» YOUR OBJECTIVE:
Output every entry exactly as written, but omit the pictures.

* Begin DATA EXCERPTS *

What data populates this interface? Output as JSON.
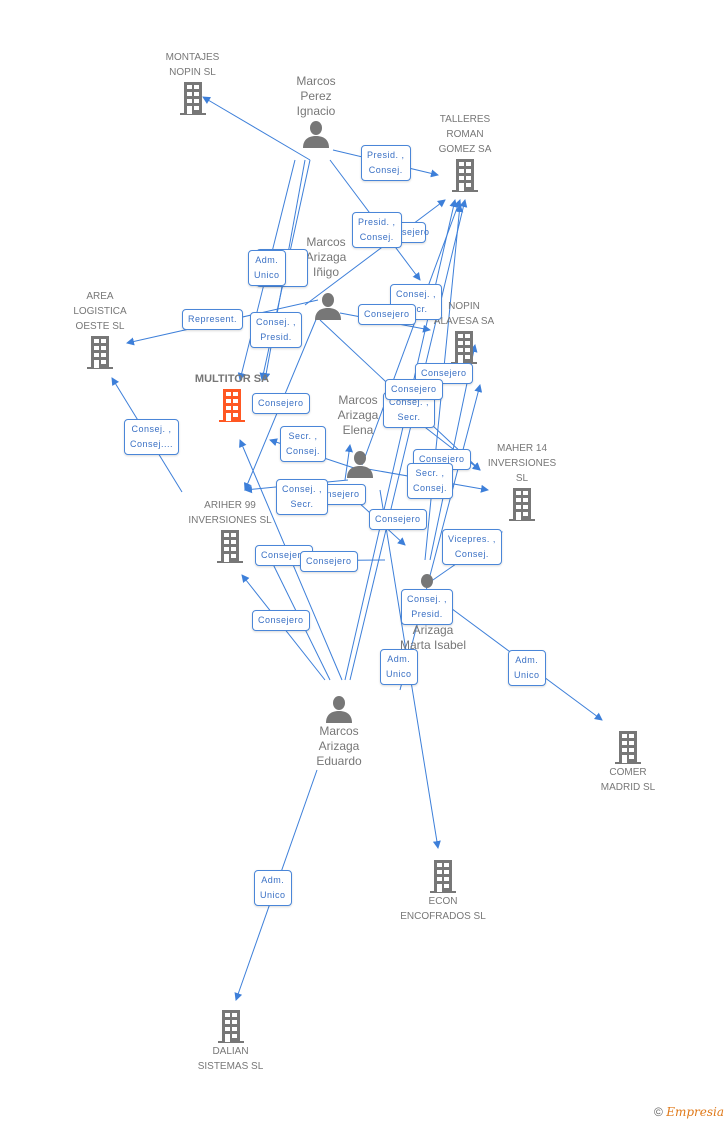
{
  "colors": {
    "edge": "#3d7fd9",
    "node_icon": "#777777",
    "main_icon": "#ff5722",
    "text": "#777777",
    "role_text": "#3a70c4"
  },
  "companies": [
    {
      "id": "montajes",
      "label": "MONTAJES\nNOPIN SL"
    },
    {
      "id": "talleres",
      "label": "TALLERES\nROMAN\nGOMEZ SA"
    },
    {
      "id": "area",
      "label": "AREA\nLOGISTICA\nOESTE SL"
    },
    {
      "id": "nopin",
      "label": "NOPIN\nALAVESA SA"
    },
    {
      "id": "multitor",
      "label": "MULTITOR SA",
      "main": true
    },
    {
      "id": "maher",
      "label": "MAHER 14\nINVERSIONES\nSL"
    },
    {
      "id": "ariher",
      "label": "ARIHER 99\nINVERSIONES SL"
    },
    {
      "id": "comer",
      "label": "COMER\nMADRID SL"
    },
    {
      "id": "econ",
      "label": "ECON\nENCOFRADOS SL"
    },
    {
      "id": "dalian",
      "label": "DALIAN\nSISTEMAS SL"
    }
  ],
  "persons": [
    {
      "id": "perez",
      "label": "Marcos\nPerez\nIgnacio"
    },
    {
      "id": "inigo",
      "label": "Marcos\nArizaga\nIñigo"
    },
    {
      "id": "elena",
      "label": "Marcos\nArizaga\nElena"
    },
    {
      "id": "marta",
      "label": "Arizaga\nMarta Isabel"
    },
    {
      "id": "eduardo",
      "label": "Marcos\nArizaga\nEduardo"
    }
  ],
  "roles": [
    "Presid. ,\nConsej.",
    "Presid. ,\nConsej.",
    "Consejero",
    "Adm.\nUnico",
    "Represent.",
    "Consej. ,\nPresid.",
    "Consej. ,\nSecr.",
    "Consejero",
    "Consejero",
    "Consejero",
    "Consejero",
    "Consej. ,\nSecr.",
    "Consej. ,\nConsej....",
    "Secr. ,\nConsej.",
    "Consejero",
    "Secr. ,\nConsej.",
    "Consej. ,\nSecr.",
    "Consejero",
    "Consejero",
    "Consejero",
    "Consejero",
    "Consejero",
    "Vicepres. ,\nConsej.",
    "Consej. ,\nPresid.",
    "Adm.\nUnico",
    "Adm.\nUnico",
    "Consejero",
    "Adm.\nUnico"
  ],
  "footer": {
    "copyright": "©",
    "brand": "Empresia"
  }
}
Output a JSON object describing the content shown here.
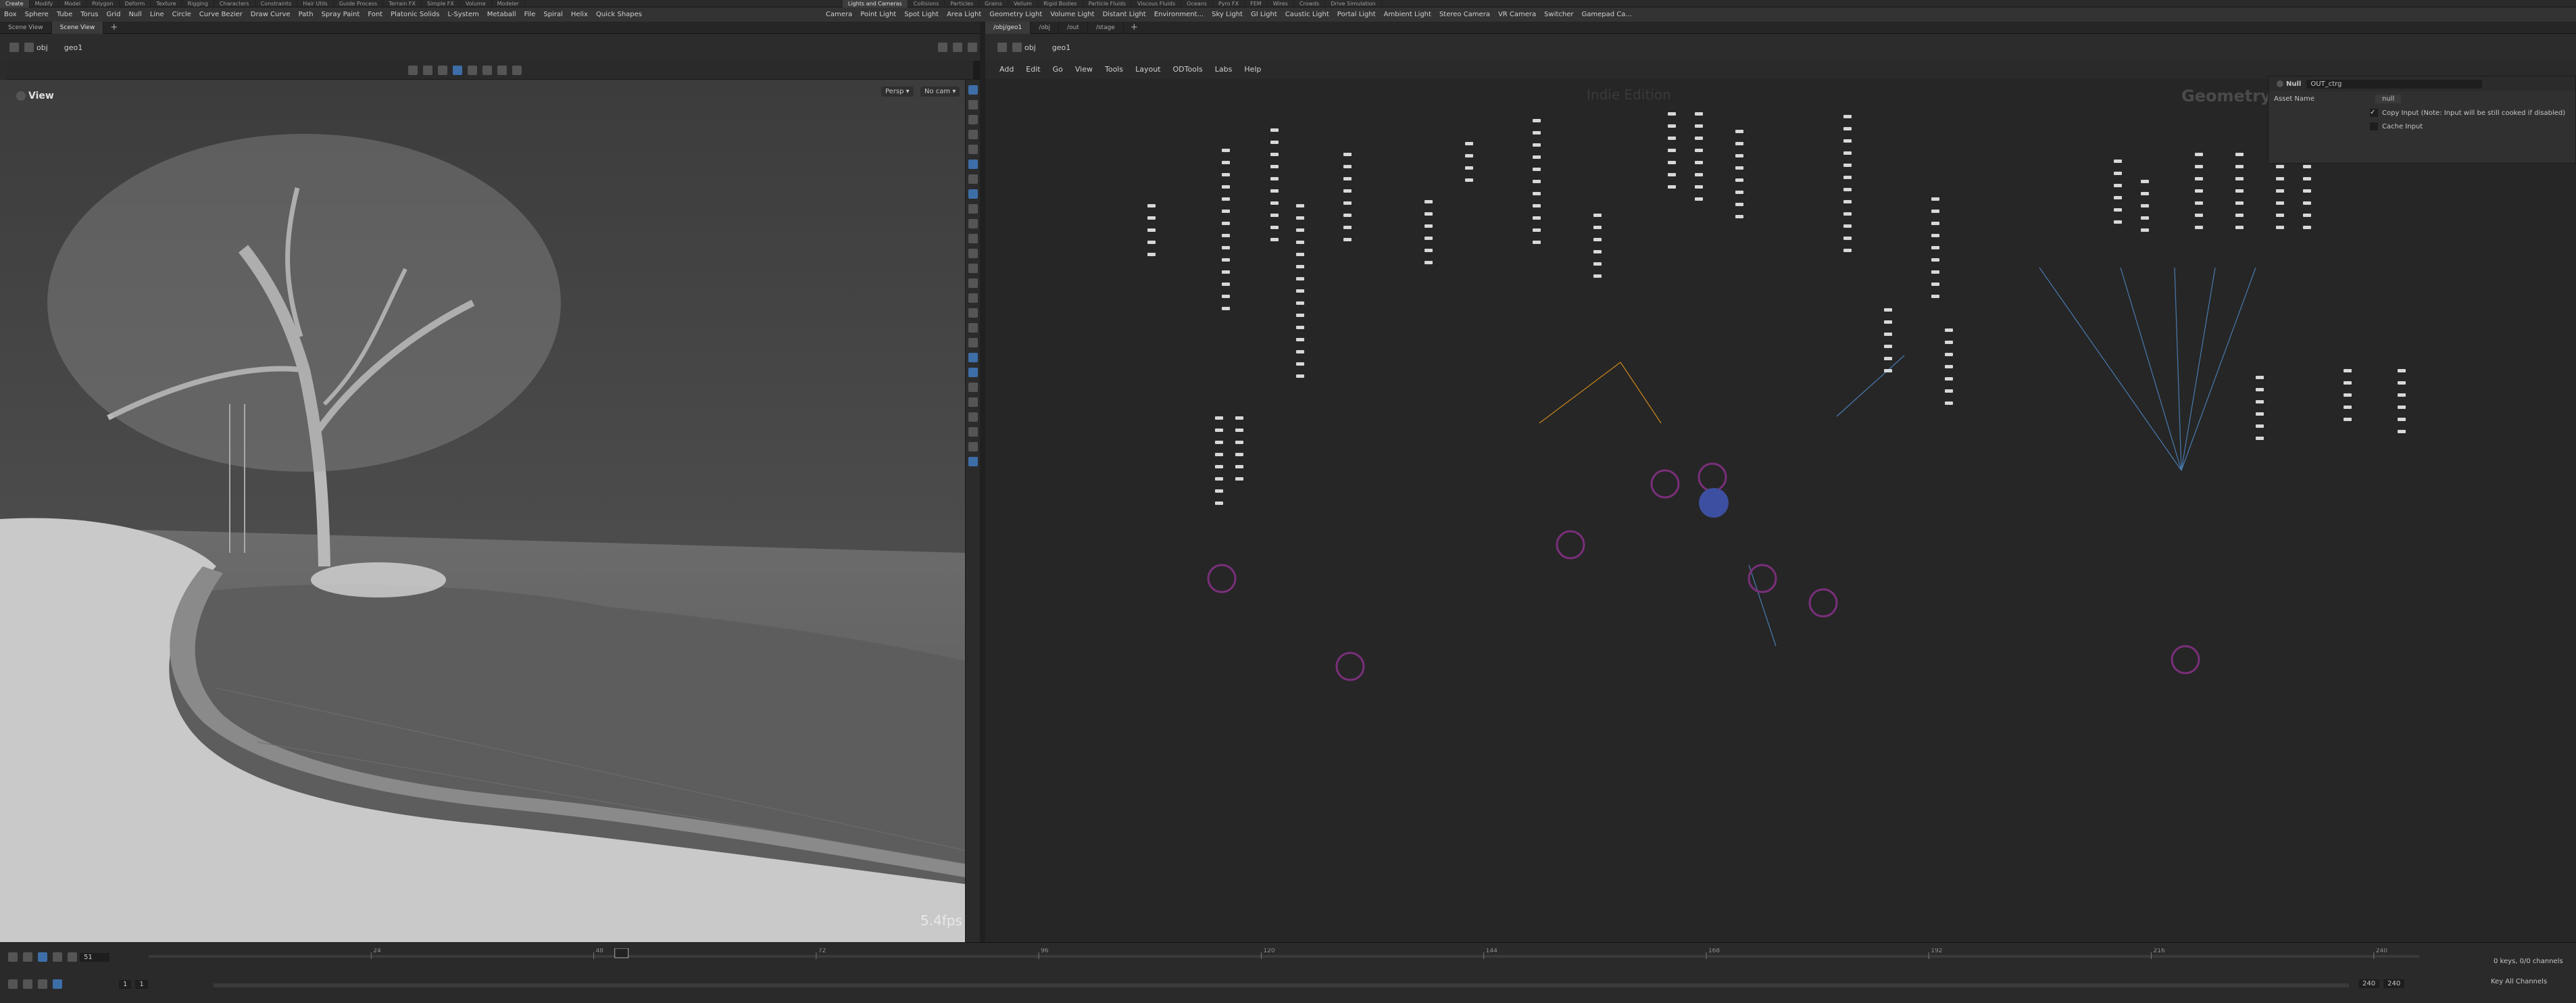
{
  "shelf": {
    "tabs": [
      "Create",
      "Modify",
      "Model",
      "Polygon",
      "Deform",
      "Texture",
      "Rigging",
      "Characters",
      "Constraints",
      "Hair Utils",
      "Guide Process",
      "Terrain FX",
      "Simple FX",
      "Volume",
      "Modeler"
    ],
    "tabs_right": [
      "Lights and Cameras",
      "Collisions",
      "Particles",
      "Grains",
      "Vellum",
      "Rigid Bodies",
      "Particle Fluids",
      "Viscous Fluids",
      "Oceans",
      "Pyro FX",
      "FEM",
      "Wires",
      "Crowds",
      "Drive Simulation"
    ],
    "tools": [
      "Box",
      "Sphere",
      "Tube",
      "Torus",
      "Grid",
      "Null",
      "Line",
      "Circle",
      "Curve Bezier",
      "Draw Curve",
      "Path",
      "Spray Paint",
      "Font",
      "Platonic Solids",
      "L-System",
      "Metaball",
      "File",
      "Spiral",
      "Helix",
      "Quick Shapes"
    ],
    "tools_right": [
      "Camera",
      "Point Light",
      "Spot Light",
      "Area Light",
      "Geometry Light",
      "Volume Light",
      "Distant Light",
      "Environment...",
      "Sky Light",
      "GI Light",
      "Caustic Light",
      "Portal Light",
      "Ambient Light",
      "Stereo Camera",
      "VR Camera",
      "Switcher",
      "Gamepad Ca..."
    ]
  },
  "left_pane": {
    "tabs": [
      "Scene View",
      "Scene View"
    ],
    "path": [
      "obj",
      "geo1"
    ],
    "viewport_label": "View",
    "persp": "Persp ▾",
    "cam": "No cam ▾",
    "fps": "5.4fps"
  },
  "right_pane": {
    "tabs": [
      "/obj/geo1",
      "/obj",
      "/out",
      "/stage"
    ],
    "path": [
      "obj",
      "geo1"
    ],
    "menu": [
      "Add",
      "Edit",
      "Go",
      "View",
      "Tools",
      "Layout",
      "ODTools",
      "Labs",
      "Help"
    ],
    "watermark": "Indie Edition",
    "context": "Geometry"
  },
  "param": {
    "type": "Null",
    "name": "OUT_ctrg",
    "asset_label": "Asset Name",
    "asset_value": "null",
    "copy_input": "Copy Input (Note: Input will be still cooked if disabled)",
    "cache_input": "Cache Input"
  },
  "timeline": {
    "frame": "51",
    "start": "1",
    "step": "1",
    "end1": "240",
    "end2": "240",
    "ticks": [
      "24",
      "48",
      "72",
      "96",
      "120",
      "144",
      "168",
      "192",
      "216",
      "240"
    ],
    "marker": "51",
    "keys": "0 keys, 0/0 channels",
    "key_all": "Key All Channels"
  },
  "colors": {
    "accent": "#3d6ea8",
    "node_ring": "#7a2f7a",
    "wire_blue": "#4a7ab0",
    "wire_orange": "#c9861a"
  }
}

* End DATA EXCERPTS *

» EXERCISE RESULT:
What data populates this interface? Output as JSON.
{
  "colors": {
    "edge": "#3d7fd9",
    "node_icon": "#777777",
    "main_icon": "#ff5722",
    "text": "#777777",
    "role_text": "#3a70c4"
  },
  "companies": [
    {
      "id": "montajes",
      "label": "MONTAJES\nNOPIN SL"
    },
    {
      "id": "talleres",
      "label": "TALLERES\nROMAN\nGOMEZ SA"
    },
    {
      "id": "area",
      "label": "AREA\nLOGISTICA\nOESTE SL"
    },
    {
      "id": "nopin",
      "label": "NOPIN\nALAVESA SA"
    },
    {
      "id": "multitor",
      "label": "MULTITOR SA",
      "main": true
    },
    {
      "id": "maher",
      "label": "MAHER 14\nINVERSIONES\nSL"
    },
    {
      "id": "ariher",
      "label": "ARIHER 99\nINVERSIONES SL"
    },
    {
      "id": "comer",
      "label": "COMER\nMADRID SL"
    },
    {
      "id": "econ",
      "label": "ECON\nENCOFRADOS SL"
    },
    {
      "id": "dalian",
      "label": "DALIAN\nSISTEMAS SL"
    }
  ],
  "persons": [
    {
      "id": "perez",
      "label": "Marcos\nPerez\nIgnacio"
    },
    {
      "id": "inigo",
      "label": "Marcos\nArizaga\nIñigo"
    },
    {
      "id": "elena",
      "label": "Marcos\nArizaga\nElena"
    },
    {
      "id": "marta",
      "label": "Arizaga\nMarta Isabel"
    },
    {
      "id": "eduardo",
      "label": "Marcos\nArizaga\nEduardo"
    }
  ],
  "roles": [
    "Presid. ,\nConsej.",
    "Presid. ,\nConsej.",
    "Consejero",
    "Adm.\nUnico",
    "Represent.",
    "Consej. ,\nPresid.",
    "Consej. ,\nSecr.",
    "Consejero",
    "Consejero",
    "Consejero",
    "Consejero",
    "Consej. ,\nSecr.",
    "Consej. ,\nConsej....",
    "Secr. ,\nConsej.",
    "Consejero",
    "Secr. ,\nConsej.",
    "Consej. ,\nSecr.",
    "Consejero",
    "Consejero",
    "Consejero",
    "Consejero",
    "Consejero",
    "Vicepres. ,\nConsej.",
    "Consej. ,\nPresid.",
    "Adm.\nUnico",
    "Adm.\nUnico",
    "Consejero",
    "Adm.\nUnico"
  ],
  "footer": {
    "copyright": "©",
    "brand": "Empresia"
  }
}
Output a JSON object describing the content shown here.
{
  "shelf": {
    "tabs": [
      "Create",
      "Modify",
      "Model",
      "Polygon",
      "Deform",
      "Texture",
      "Rigging",
      "Characters",
      "Constraints",
      "Hair Utils",
      "Guide Process",
      "Terrain FX",
      "Simple FX",
      "Volume",
      "Modeler"
    ],
    "tabs_right": [
      "Lights and Cameras",
      "Collisions",
      "Particles",
      "Grains",
      "Vellum",
      "Rigid Bodies",
      "Particle Fluids",
      "Viscous Fluids",
      "Oceans",
      "Pyro FX",
      "FEM",
      "Wires",
      "Crowds",
      "Drive Simulation"
    ],
    "tools": [
      "Box",
      "Sphere",
      "Tube",
      "Torus",
      "Grid",
      "Null",
      "Line",
      "Circle",
      "Curve Bezier",
      "Draw Curve",
      "Path",
      "Spray Paint",
      "Font",
      "Platonic Solids",
      "L-System",
      "Metaball",
      "File",
      "Spiral",
      "Helix",
      "Quick Shapes"
    ],
    "tools_right": [
      "Camera",
      "Point Light",
      "Spot Light",
      "Area Light",
      "Geometry Light",
      "Volume Light",
      "Distant Light",
      "Environment...",
      "Sky Light",
      "GI Light",
      "Caustic Light",
      "Portal Light",
      "Ambient Light",
      "Stereo Camera",
      "VR Camera",
      "Switcher",
      "Gamepad Ca..."
    ]
  },
  "left_pane": {
    "tabs": [
      "Scene View",
      "Scene View"
    ],
    "path": [
      "obj",
      "geo1"
    ],
    "viewport_label": "View",
    "persp": "Persp ▾",
    "cam": "No cam ▾",
    "fps": "5.4fps"
  },
  "right_pane": {
    "tabs": [
      "/obj/geo1",
      "/obj",
      "/out",
      "/stage"
    ],
    "path": [
      "obj",
      "geo1"
    ],
    "menu": [
      "Add",
      "Edit",
      "Go",
      "View",
      "Tools",
      "Layout",
      "ODTools",
      "Labs",
      "Help"
    ],
    "watermark": "Indie Edition",
    "context": "Geometry"
  },
  "param": {
    "type": "Null",
    "name": "OUT_ctrg",
    "asset_label": "Asset Name",
    "asset_value": "null",
    "copy_input": "Copy Input (Note: Input will be still cooked if disabled)",
    "cache_input": "Cache Input"
  },
  "timeline": {
    "frame": "51",
    "start": "1",
    "step": "1",
    "end1": "240",
    "end2": "240",
    "ticks": [
      "24",
      "48",
      "72",
      "96",
      "120",
      "144",
      "168",
      "192",
      "216",
      "240"
    ],
    "marker": "51",
    "keys": "0 keys, 0/0 channels",
    "key_all": "Key All Channels"
  },
  "colors": {
    "accent": "#3d6ea8",
    "node_ring": "#7a2f7a",
    "wire_blue": "#4a7ab0",
    "wire_orange": "#c9861a"
  }
}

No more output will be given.